#### RECORD LIST:
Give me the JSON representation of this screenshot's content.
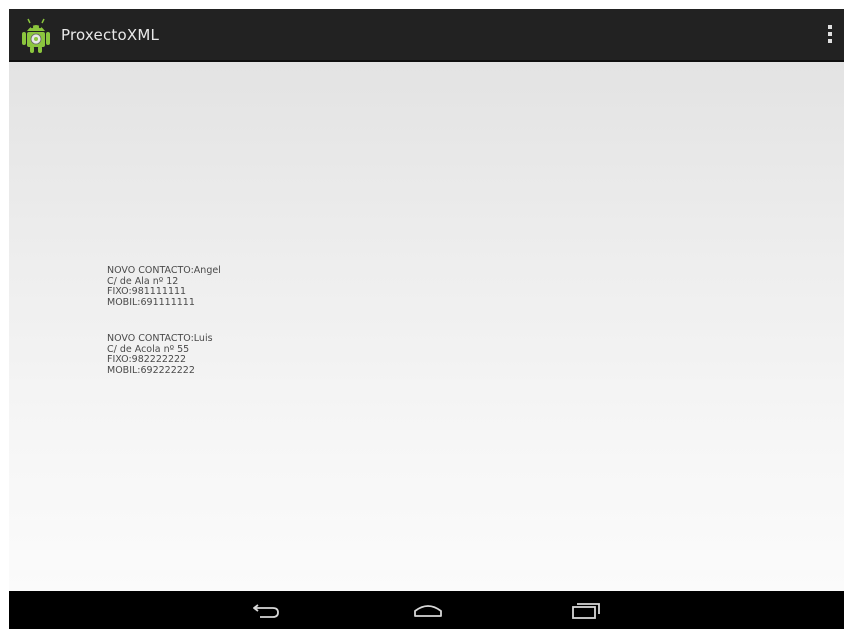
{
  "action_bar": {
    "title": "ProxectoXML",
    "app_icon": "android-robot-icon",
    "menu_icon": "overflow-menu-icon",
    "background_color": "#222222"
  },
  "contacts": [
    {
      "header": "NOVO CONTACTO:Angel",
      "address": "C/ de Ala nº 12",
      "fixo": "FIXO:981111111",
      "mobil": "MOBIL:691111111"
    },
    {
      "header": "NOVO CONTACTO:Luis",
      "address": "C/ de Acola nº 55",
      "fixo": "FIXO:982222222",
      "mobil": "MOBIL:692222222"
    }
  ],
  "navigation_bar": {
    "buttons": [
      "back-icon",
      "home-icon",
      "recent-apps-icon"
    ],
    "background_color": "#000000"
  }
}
* * *
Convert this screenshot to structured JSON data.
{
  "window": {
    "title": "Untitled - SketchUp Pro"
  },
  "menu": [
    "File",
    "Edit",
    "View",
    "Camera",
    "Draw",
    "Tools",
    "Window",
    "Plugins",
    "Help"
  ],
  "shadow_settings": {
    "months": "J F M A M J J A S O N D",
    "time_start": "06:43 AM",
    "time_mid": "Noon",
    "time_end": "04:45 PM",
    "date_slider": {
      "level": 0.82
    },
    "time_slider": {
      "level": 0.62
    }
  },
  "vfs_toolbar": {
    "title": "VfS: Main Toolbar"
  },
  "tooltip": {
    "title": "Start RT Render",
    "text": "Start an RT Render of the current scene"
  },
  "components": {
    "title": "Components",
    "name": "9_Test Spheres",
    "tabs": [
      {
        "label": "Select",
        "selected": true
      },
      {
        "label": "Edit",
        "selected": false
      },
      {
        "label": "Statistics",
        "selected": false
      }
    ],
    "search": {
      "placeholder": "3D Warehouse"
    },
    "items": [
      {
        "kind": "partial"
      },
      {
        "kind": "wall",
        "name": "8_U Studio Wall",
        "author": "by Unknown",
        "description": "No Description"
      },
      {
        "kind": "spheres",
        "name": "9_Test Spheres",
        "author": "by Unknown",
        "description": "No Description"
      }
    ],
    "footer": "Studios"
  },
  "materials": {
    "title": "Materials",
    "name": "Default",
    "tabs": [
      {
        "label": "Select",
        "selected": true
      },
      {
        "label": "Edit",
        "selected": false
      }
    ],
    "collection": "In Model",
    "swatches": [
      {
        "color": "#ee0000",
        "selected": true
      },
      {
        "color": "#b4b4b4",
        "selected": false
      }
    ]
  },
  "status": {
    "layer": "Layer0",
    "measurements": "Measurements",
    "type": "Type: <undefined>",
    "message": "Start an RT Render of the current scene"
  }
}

#### WHAT IS BEING ASKED:
Give only the number of lines in the data that hold the word "this".

#### CORRECT RESULT:
2